## Extracted records
········

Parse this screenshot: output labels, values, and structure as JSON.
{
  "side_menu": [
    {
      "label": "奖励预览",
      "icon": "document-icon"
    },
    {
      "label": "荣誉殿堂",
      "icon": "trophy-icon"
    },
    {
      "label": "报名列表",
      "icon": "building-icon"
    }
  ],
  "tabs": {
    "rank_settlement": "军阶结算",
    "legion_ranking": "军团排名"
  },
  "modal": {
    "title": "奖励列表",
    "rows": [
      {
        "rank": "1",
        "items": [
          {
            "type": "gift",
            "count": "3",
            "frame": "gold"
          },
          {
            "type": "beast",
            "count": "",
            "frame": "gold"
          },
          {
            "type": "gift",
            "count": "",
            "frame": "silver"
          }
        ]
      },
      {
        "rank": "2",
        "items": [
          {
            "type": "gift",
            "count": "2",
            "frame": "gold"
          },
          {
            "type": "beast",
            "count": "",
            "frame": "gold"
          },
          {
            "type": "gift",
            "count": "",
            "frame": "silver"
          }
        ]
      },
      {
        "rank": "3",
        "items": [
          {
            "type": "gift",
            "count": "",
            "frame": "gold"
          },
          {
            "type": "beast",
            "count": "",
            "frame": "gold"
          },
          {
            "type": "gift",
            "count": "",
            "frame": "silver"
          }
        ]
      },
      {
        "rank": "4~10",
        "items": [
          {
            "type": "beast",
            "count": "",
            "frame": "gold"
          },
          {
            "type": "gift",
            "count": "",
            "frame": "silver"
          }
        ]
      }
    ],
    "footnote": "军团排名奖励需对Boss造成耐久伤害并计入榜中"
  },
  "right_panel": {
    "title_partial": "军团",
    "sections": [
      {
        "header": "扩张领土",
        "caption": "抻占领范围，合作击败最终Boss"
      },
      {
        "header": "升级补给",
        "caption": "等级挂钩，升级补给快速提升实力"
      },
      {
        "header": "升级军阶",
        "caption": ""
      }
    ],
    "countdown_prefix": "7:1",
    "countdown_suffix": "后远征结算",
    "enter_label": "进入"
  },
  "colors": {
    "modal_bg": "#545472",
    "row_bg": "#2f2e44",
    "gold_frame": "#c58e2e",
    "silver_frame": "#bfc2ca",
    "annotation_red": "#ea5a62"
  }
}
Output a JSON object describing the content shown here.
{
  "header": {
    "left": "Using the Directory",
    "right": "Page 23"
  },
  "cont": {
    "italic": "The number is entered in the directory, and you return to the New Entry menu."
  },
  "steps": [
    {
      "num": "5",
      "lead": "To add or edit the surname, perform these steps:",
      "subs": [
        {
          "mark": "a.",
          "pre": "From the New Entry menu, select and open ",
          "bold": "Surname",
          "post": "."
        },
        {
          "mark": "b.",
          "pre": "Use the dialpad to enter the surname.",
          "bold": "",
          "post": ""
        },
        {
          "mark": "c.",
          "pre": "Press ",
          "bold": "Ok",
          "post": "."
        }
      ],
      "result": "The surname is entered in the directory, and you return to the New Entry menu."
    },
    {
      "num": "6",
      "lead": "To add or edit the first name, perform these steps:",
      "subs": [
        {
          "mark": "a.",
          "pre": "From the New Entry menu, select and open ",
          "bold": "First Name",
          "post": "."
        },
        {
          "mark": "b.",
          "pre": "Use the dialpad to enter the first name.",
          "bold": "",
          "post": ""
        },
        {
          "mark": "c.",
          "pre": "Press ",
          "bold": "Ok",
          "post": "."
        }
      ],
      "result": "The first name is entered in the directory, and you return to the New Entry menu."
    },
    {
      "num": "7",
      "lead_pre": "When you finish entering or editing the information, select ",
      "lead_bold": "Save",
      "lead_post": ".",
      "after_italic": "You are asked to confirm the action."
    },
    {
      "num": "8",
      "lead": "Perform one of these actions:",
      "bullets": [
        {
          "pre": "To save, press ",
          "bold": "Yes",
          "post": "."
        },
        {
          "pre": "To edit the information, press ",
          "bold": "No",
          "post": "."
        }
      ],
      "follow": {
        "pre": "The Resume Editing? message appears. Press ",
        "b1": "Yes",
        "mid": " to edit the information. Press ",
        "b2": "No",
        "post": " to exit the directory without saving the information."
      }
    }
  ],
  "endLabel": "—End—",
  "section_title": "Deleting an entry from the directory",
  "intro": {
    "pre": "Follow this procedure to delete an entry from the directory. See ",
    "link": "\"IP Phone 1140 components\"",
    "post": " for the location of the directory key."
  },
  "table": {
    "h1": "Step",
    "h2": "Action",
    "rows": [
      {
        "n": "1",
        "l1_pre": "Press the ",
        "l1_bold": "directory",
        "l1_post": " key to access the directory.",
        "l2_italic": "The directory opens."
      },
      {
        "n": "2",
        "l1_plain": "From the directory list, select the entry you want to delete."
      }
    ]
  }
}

········

## What you should do
Of the lines above, how many hold the word "header"? Say the number alone.

## Problem solution
4